• **Textauszug**
Die Revisionswerberin wiederholt in ihrer Revision den Standpunkt, dass der Wortlaut des § 36 Abs 2 AngG eben auf das für den „letzten Monat“ des Dienstverhältnisses gebührende Entgelt (ohne Aliquotierung) abstelle. Auf die Argumentation des Berufungsgerichts geht sie nicht näher ein. Sie setzt sich auch weder mit der ständigen Rechtsprechung zu § 23 AngG, noch mit der vom Obersten Gerichtshof bereits gebilligten Anwendung dieser Rechtsprechung auf § 36 Abs 2 AngG auseinander. Wenn die Revisionswerberin ihre Auffassung damit bekräftigt, dass es ihr nicht darum gegangen sei, den Beklagten durch die Konkurrenzklausel an ihr Unternehmen zu binden, und dass es dem Beklagten ein Leichtes gewesen wäre, die Konkurrenzklausel einzuhalten, dann argumentiert sie am gegenständlichen Problem vorbei.

• **Extrahiertes Material**
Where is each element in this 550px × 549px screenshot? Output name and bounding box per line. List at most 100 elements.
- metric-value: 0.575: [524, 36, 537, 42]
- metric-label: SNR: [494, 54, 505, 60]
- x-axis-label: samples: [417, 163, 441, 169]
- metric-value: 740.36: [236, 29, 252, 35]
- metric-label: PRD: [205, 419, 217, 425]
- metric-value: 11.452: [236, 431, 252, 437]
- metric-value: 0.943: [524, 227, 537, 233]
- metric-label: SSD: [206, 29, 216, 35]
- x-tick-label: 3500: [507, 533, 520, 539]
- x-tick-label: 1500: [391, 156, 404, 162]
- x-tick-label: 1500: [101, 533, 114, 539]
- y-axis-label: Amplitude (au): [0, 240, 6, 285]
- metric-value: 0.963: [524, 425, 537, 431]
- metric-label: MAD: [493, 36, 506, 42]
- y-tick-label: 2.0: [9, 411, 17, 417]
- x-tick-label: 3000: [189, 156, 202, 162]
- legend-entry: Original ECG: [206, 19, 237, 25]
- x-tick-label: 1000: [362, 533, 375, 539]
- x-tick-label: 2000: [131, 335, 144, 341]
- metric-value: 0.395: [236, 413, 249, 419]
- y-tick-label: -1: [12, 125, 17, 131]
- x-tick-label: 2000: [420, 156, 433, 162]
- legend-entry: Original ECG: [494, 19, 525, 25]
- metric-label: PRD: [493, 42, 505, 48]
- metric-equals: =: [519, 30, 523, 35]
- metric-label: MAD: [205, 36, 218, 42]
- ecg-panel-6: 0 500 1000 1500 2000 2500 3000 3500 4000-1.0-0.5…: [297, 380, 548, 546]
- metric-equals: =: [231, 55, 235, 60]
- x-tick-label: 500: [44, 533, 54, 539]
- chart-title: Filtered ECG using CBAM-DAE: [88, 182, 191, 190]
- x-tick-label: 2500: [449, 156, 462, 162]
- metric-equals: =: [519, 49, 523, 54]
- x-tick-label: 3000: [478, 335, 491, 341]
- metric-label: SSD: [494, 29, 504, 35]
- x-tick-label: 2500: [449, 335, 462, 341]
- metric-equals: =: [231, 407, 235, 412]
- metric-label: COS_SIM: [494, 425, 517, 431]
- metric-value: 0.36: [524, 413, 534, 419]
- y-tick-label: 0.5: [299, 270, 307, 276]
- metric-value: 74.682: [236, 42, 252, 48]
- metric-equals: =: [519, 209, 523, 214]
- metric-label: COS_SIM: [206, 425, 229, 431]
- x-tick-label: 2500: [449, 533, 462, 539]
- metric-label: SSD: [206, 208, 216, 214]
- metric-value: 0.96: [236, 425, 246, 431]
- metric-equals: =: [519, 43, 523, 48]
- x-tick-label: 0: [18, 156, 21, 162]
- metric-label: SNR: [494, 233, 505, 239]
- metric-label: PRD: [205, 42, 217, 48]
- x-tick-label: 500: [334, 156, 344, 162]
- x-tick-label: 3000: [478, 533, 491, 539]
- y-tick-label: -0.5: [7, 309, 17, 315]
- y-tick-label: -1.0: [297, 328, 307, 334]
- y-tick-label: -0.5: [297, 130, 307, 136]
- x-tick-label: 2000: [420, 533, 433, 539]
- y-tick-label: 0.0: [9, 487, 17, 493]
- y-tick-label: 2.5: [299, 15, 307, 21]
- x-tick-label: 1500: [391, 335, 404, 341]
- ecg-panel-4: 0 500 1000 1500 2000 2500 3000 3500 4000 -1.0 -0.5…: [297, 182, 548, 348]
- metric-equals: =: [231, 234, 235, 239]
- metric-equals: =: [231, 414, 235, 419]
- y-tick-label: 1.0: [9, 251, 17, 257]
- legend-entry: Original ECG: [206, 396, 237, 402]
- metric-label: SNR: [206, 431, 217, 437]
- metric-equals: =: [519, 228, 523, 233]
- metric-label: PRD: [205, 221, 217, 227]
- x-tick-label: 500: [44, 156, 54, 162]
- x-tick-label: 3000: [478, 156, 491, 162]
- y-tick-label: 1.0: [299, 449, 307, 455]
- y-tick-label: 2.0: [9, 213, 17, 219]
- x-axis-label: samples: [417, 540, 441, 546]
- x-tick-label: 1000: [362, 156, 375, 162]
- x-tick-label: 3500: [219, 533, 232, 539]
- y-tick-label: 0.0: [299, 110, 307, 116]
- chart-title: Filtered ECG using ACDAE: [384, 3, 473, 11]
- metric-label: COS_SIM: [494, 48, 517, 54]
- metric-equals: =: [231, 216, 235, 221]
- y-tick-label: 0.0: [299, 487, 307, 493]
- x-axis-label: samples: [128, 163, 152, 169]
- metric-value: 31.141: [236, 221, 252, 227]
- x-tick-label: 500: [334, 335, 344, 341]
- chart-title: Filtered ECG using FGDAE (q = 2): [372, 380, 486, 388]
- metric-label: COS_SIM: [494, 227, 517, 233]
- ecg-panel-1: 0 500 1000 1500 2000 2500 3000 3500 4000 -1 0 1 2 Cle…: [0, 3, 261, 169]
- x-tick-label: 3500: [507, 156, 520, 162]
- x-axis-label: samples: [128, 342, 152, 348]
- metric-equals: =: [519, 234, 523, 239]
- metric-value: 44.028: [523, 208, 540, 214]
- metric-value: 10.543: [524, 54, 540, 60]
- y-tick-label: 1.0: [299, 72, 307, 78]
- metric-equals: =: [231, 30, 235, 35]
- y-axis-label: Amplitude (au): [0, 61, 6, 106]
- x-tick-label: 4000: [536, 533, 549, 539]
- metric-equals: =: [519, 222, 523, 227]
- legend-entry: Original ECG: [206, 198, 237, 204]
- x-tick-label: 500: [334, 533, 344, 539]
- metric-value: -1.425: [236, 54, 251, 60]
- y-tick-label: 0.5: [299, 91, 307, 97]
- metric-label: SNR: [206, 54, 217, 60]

• **Aufgaben**
1 > Nenne alle Punkte, auf die die Revisionswerberin laut dem Auszug zur Konkurrenzklausel nicht eingeht bzw. mit denen sie sich nicht auseinandersetzt.
2 > Führe den Auszug zur Konkurrenzklausel bitte im Anschluss an seinen letzten Satz weiter.

• **Lösungen**
1 >
- die Argumentation des Berufungsgerichts
- die ständige Rechtsprechung zu § 23 AngG
- die vom Obersten Gerichtshof bereits gebilligte Anwendung dieser Rechtsprechung auf § 36 Abs 2 AngG

2 >
Nach § 36 Abs 2 AngG ist die Vereinbarung einer Konkurrenzklausel nach § 36 Abs 1 AngG unwirksam, wenn sie im Rahmen eines Dienstverhältnisses getroffen wird, bei dem das für den letzten Monat des Dienstverhältnisses gebührende Entgelt das Siebzehnfache der Höchstbeitragsgrundlage nach § 45 ASVG nicht übersteigt. Der Beklagte war für die Klägerin im Zeitraum August bis November 2007 als Provisionsvertreter tätig und bezog in dieser Zeit ein schwankendes Entgelt. Das Berufungsgericht ermittelte in diesem Beschäftigungszeitraum unter Aliquotierung der Sonderzahlungen (Weihnachtsremuneration und Urlaubsbeihilfe) das monatliche Durchschnittsentgelt des Beklagten mit 1.811,47 EUR. Dieses liegt deutlich unter dem für November 2007, dem letzten Beschäftigungsmonat des Beklagten bei der Klägerin, geltenden Siebzehnfachen der Höchstbeitragsgrundlage nach den §§ 45, 108 ASVG iVm Art I § 1 Z 2 der Kundmachung BGBl II 2006/532 in der Höhe von 2.176 EUR (unstrittig).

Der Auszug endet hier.